# What you are asked to do
Set down each line of the material that follows, exactly, with no pictures.

# Exercise input
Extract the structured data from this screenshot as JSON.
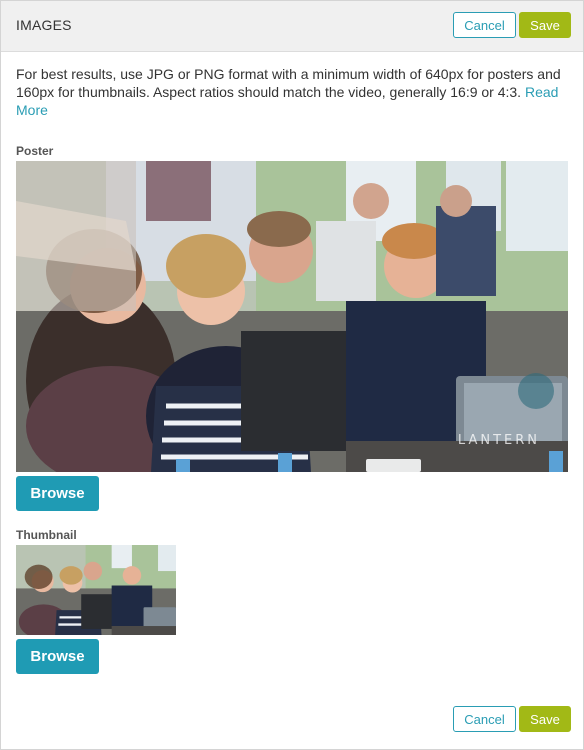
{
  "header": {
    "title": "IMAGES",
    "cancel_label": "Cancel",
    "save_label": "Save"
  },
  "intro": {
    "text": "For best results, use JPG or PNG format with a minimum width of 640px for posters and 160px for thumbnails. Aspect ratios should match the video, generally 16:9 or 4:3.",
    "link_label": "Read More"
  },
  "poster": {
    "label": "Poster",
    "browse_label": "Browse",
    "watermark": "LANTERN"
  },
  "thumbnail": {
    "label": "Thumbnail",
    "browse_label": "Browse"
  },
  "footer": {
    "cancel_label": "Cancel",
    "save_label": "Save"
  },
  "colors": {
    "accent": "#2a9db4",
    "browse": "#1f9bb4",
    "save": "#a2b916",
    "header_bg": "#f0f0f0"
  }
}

# Task solution
Extract the structured data from this screenshot as JSON.
{
  "header": {
    "title": "IMAGES",
    "cancel_label": "Cancel",
    "save_label": "Save"
  },
  "intro": {
    "text": "For best results, use JPG or PNG format with a minimum width of 640px for posters and 160px for thumbnails. Aspect ratios should match the video, generally 16:9 or 4:3.",
    "link_label": "Read More"
  },
  "poster": {
    "label": "Poster",
    "browse_label": "Browse",
    "watermark": "LANTERN"
  },
  "thumbnail": {
    "label": "Thumbnail",
    "browse_label": "Browse"
  },
  "footer": {
    "cancel_label": "Cancel",
    "save_label": "Save"
  },
  "colors": {
    "accent": "#2a9db4",
    "browse": "#1f9bb4",
    "save": "#a2b916",
    "header_bg": "#f0f0f0"
  }
}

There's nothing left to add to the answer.